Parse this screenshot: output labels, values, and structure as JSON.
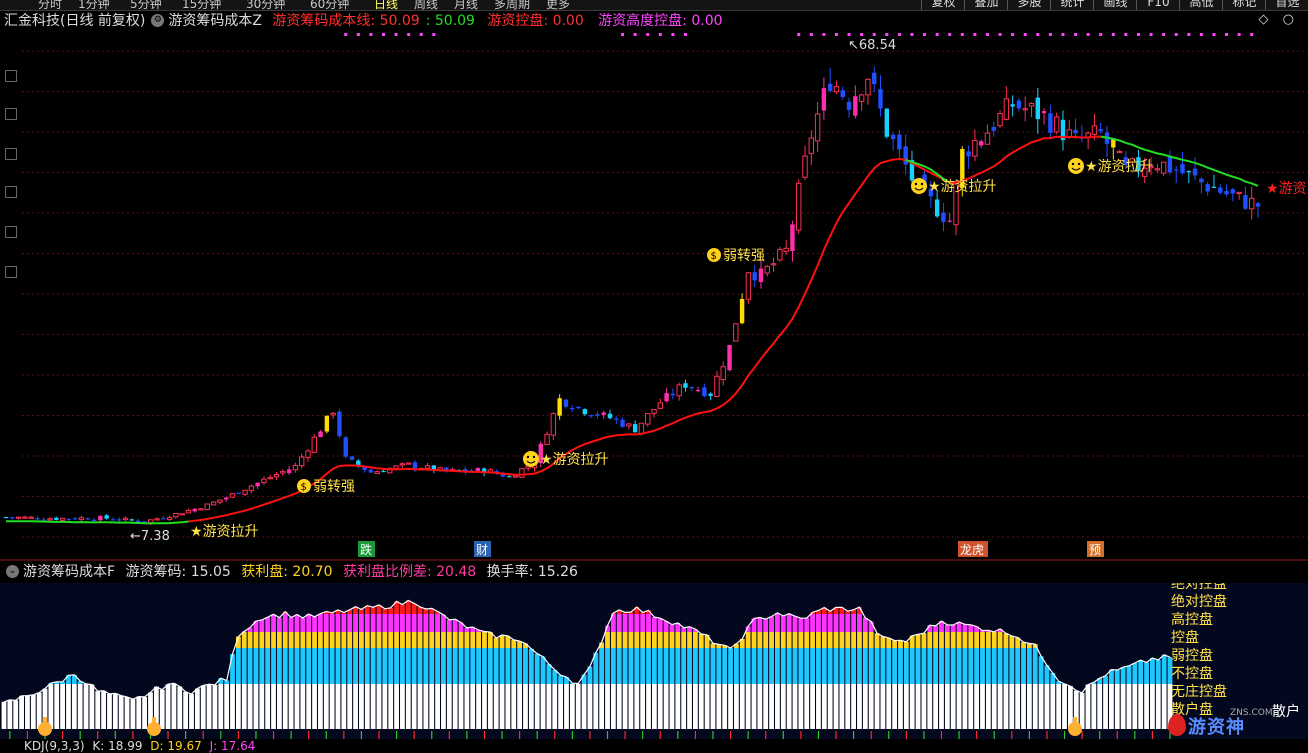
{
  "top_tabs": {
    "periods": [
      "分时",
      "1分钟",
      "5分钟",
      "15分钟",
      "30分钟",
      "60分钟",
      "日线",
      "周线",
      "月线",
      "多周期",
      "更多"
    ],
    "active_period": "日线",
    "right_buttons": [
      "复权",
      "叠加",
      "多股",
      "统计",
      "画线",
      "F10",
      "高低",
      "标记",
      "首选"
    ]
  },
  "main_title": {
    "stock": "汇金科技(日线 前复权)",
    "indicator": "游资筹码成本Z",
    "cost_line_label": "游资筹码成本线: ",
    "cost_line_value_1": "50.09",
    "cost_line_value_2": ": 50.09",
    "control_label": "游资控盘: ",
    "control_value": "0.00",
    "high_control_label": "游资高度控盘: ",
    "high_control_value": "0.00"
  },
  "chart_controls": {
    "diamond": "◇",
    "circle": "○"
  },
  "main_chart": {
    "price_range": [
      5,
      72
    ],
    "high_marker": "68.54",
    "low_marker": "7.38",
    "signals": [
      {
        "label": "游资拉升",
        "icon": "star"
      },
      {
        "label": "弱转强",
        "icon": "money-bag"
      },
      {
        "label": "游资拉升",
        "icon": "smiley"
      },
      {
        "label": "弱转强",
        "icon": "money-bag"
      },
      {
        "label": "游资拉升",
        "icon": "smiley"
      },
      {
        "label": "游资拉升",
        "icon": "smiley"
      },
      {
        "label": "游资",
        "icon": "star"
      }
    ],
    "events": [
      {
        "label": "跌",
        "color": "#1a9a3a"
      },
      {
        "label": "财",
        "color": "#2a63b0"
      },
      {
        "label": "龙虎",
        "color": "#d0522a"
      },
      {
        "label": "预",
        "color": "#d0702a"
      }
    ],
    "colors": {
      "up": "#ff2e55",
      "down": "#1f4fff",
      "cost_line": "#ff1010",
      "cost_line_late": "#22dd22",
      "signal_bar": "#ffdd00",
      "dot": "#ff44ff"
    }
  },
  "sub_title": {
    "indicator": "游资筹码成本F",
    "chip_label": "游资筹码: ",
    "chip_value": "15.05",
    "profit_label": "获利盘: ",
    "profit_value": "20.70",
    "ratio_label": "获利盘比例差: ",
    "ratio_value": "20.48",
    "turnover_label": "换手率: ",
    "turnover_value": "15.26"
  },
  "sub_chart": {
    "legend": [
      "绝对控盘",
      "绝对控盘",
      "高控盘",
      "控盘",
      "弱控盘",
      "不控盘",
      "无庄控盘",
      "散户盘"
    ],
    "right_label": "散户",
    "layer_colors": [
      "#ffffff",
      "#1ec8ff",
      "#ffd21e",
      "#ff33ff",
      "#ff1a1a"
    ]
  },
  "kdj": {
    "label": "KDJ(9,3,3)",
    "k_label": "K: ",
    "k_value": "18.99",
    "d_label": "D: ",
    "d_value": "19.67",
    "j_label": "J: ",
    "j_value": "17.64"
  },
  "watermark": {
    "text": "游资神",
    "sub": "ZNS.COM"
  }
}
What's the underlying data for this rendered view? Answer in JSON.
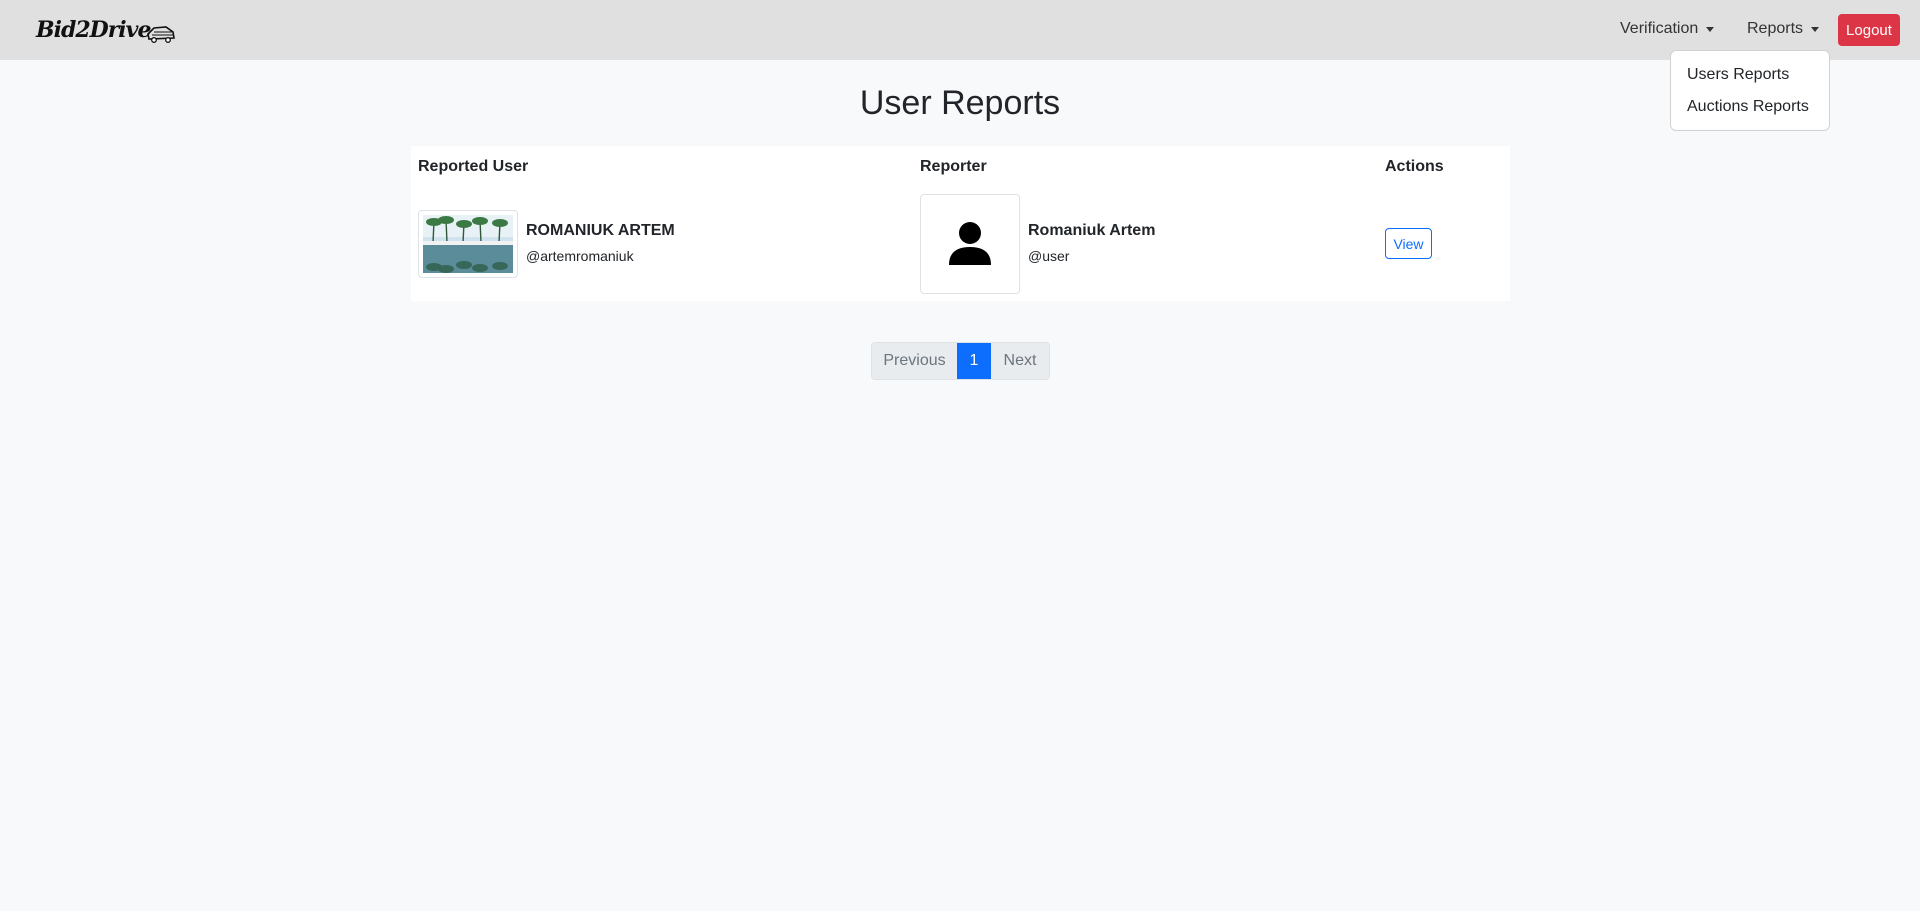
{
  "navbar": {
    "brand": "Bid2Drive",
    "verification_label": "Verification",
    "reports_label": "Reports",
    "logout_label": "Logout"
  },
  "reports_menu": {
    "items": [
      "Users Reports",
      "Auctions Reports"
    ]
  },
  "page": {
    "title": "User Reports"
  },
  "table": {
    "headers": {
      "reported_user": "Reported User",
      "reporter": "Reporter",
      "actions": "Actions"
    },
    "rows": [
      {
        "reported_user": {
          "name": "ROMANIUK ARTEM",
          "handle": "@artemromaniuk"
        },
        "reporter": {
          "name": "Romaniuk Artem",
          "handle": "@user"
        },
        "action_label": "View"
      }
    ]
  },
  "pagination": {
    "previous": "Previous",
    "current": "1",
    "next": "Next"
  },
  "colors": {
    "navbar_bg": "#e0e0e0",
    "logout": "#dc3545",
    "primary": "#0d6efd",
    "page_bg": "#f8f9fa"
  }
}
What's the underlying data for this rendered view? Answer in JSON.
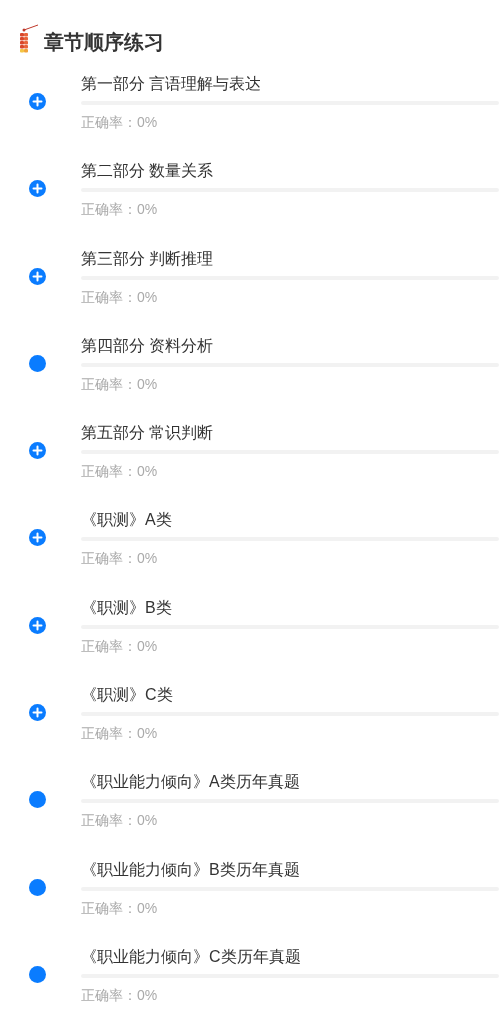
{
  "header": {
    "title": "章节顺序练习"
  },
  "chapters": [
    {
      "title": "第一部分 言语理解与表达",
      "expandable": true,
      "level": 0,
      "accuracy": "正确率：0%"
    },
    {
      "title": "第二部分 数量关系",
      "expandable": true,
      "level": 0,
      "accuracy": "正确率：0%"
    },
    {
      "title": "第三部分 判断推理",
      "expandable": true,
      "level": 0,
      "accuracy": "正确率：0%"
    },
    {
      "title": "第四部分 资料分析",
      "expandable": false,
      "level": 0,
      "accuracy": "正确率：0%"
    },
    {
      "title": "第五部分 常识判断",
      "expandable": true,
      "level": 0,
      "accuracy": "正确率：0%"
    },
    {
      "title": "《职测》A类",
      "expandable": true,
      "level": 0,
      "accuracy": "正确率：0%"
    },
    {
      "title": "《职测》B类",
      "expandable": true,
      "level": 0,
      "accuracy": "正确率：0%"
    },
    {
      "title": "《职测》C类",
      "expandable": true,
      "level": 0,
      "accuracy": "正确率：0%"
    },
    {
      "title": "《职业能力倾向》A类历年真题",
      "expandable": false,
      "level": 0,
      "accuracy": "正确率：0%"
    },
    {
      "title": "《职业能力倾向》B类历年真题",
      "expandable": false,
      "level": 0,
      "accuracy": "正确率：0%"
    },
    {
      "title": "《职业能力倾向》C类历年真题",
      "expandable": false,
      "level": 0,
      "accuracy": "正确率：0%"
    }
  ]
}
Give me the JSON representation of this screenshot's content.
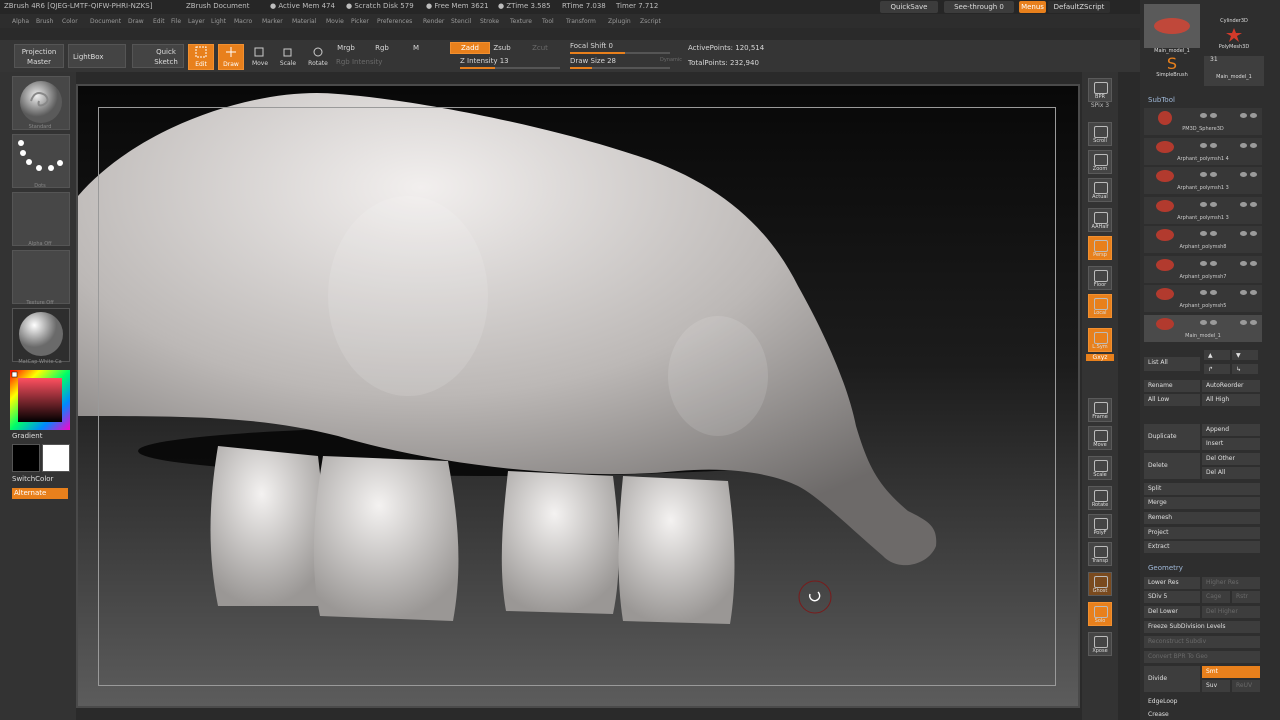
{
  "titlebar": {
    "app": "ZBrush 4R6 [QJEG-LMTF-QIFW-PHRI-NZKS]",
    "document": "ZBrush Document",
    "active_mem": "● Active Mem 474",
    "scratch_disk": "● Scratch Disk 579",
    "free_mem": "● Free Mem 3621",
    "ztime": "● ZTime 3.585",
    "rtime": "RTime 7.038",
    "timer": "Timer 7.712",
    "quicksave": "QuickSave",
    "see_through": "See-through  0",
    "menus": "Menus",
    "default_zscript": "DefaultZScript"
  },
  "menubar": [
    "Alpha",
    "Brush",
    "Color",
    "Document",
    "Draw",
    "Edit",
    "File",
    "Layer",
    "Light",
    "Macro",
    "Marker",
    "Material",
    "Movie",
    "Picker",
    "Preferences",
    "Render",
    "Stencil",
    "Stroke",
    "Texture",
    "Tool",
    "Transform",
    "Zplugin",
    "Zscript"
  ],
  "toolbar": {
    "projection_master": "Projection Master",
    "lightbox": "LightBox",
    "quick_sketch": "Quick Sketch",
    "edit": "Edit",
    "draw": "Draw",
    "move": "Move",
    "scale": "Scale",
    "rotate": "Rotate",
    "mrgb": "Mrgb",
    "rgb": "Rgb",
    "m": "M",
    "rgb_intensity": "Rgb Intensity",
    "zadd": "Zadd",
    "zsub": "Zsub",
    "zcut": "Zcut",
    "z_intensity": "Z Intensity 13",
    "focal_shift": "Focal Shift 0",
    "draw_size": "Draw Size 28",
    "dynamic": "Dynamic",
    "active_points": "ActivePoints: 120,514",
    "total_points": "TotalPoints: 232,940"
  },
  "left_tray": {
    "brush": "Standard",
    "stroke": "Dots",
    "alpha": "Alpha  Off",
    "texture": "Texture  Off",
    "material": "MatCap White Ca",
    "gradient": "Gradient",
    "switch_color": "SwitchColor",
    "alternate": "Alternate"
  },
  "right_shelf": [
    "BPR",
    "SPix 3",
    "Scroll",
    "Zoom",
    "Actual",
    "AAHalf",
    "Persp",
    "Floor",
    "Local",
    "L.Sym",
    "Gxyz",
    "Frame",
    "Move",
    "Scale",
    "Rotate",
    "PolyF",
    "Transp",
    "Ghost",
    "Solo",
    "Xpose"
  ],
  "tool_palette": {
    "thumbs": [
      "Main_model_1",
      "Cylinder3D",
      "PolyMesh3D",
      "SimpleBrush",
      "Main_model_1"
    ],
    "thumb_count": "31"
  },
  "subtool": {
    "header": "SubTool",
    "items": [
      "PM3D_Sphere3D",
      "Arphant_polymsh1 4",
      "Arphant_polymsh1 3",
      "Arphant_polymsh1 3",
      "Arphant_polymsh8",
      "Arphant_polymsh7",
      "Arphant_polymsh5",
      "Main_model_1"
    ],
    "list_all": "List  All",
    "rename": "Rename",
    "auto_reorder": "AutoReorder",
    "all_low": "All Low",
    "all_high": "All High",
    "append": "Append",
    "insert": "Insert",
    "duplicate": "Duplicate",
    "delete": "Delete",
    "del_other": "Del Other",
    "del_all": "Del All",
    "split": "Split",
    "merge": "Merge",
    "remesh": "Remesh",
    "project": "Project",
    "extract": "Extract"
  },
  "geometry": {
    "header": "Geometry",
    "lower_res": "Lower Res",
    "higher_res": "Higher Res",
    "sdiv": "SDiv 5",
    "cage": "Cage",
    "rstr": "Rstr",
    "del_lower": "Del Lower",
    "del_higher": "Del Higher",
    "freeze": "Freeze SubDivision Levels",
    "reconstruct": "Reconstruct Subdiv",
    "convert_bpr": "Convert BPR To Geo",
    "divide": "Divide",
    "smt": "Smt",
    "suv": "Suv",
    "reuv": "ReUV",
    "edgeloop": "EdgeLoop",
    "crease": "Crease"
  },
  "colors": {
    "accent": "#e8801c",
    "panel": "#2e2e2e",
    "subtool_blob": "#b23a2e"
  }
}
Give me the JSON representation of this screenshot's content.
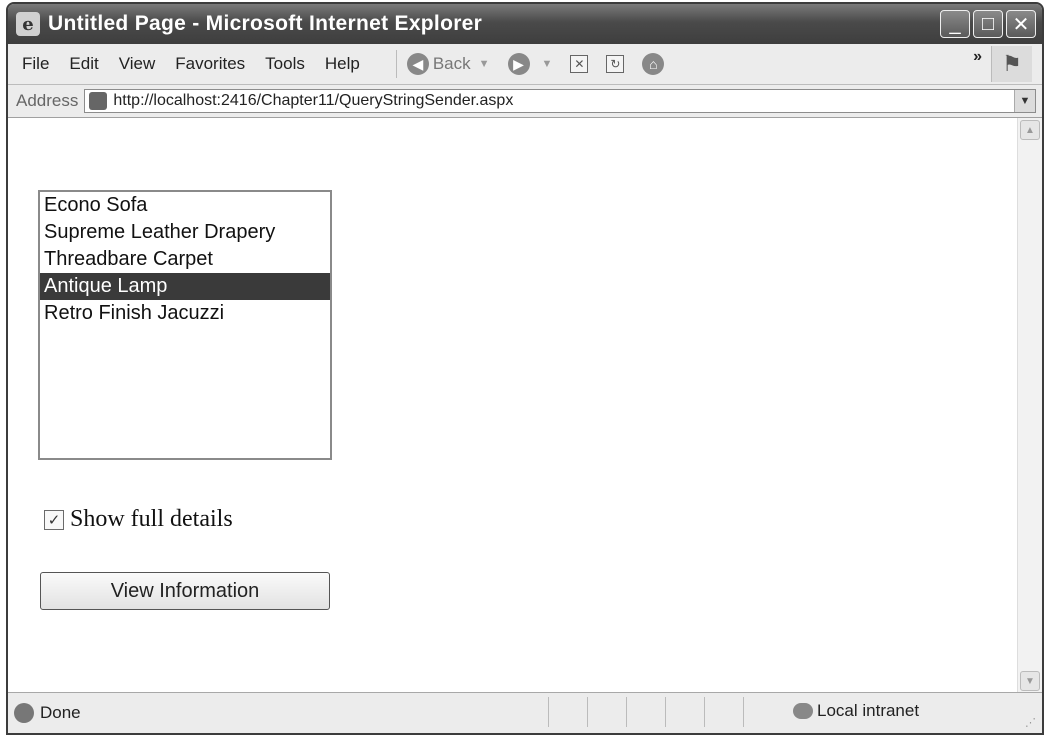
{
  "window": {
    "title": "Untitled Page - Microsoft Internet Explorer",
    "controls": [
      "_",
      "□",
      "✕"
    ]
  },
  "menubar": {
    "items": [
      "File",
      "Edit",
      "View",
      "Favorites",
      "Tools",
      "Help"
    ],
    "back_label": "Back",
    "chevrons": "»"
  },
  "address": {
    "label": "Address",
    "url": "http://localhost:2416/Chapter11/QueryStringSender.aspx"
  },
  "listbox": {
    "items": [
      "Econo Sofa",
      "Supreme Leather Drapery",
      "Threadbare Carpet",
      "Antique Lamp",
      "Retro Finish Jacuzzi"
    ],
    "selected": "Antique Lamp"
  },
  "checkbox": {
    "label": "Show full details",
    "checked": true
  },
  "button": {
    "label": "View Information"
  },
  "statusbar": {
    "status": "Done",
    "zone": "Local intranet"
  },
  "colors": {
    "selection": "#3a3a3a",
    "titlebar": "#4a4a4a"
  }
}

WHAT IS BEING ASKED: Go through the records and show every line with the string "Draw" in it.

TASK RESPONSE:
    "Draw",
    "draw": "Draw",
    "draw_size": "Draw Size 28",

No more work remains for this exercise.